* _WORK TO COMPLETE_:
Word for word, retype every entry in the listing.

* _DATA FOR THE TASK_:
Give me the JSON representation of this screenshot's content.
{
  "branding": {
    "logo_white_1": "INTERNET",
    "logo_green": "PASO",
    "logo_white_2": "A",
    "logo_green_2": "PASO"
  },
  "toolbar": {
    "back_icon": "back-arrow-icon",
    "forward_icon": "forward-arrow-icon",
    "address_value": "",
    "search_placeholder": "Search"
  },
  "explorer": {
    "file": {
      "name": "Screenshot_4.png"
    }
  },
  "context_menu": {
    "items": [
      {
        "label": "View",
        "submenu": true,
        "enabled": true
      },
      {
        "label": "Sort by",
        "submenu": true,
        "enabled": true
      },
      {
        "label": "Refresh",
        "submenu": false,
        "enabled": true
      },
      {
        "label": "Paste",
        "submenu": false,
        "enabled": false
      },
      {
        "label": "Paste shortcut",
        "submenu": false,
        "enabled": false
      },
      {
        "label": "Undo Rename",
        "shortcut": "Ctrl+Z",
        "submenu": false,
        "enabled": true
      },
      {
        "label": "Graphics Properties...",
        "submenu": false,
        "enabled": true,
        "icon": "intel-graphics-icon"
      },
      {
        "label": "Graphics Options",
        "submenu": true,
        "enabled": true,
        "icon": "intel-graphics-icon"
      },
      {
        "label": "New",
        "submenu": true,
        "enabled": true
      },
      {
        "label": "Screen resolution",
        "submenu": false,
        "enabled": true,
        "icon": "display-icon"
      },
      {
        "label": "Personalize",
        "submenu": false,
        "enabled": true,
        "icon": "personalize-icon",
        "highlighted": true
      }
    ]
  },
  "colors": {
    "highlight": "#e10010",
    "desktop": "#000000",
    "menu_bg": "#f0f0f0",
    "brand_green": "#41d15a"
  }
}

* _RESULT BELOW_:
Give me the JSON representation of this screenshot's content.
{
  "branding": {
    "logo_white_1": "INTERNET",
    "logo_green": "PASO",
    "logo_white_2": "A",
    "logo_green_2": "PASO"
  },
  "toolbar": {
    "back_icon": "back-arrow-icon",
    "forward_icon": "forward-arrow-icon",
    "address_value": "",
    "search_placeholder": "Search"
  },
  "explorer": {
    "file": {
      "name": "Screenshot_4.png"
    }
  },
  "context_menu": {
    "items": [
      {
        "label": "View",
        "submenu": true,
        "enabled": true
      },
      {
        "label": "Sort by",
        "submenu": true,
        "enabled": true
      },
      {
        "label": "Refresh",
        "submenu": false,
        "enabled": true
      },
      {
        "label": "Paste",
        "submenu": false,
        "enabled": false
      },
      {
        "label": "Paste shortcut",
        "submenu": false,
        "enabled": false
      },
      {
        "label": "Undo Rename",
        "shortcut": "Ctrl+Z",
        "submenu": false,
        "enabled": true
      },
      {
        "label": "Graphics Properties...",
        "submenu": false,
        "enabled": true,
        "icon": "intel-graphics-icon"
      },
      {
        "label": "Graphics Options",
        "submenu": true,
        "enabled": true,
        "icon": "intel-graphics-icon"
      },
      {
        "label": "New",
        "submenu": true,
        "enabled": true
      },
      {
        "label": "Screen resolution",
        "submenu": false,
        "enabled": true,
        "icon": "display-icon"
      },
      {
        "label": "Personalize",
        "submenu": false,
        "enabled": true,
        "icon": "personalize-icon",
        "highlighted": true
      }
    ]
  },
  "colors": {
    "highlight": "#e10010",
    "desktop": "#000000",
    "menu_bg": "#f0f0f0",
    "brand_green": "#41d15a"
  }
}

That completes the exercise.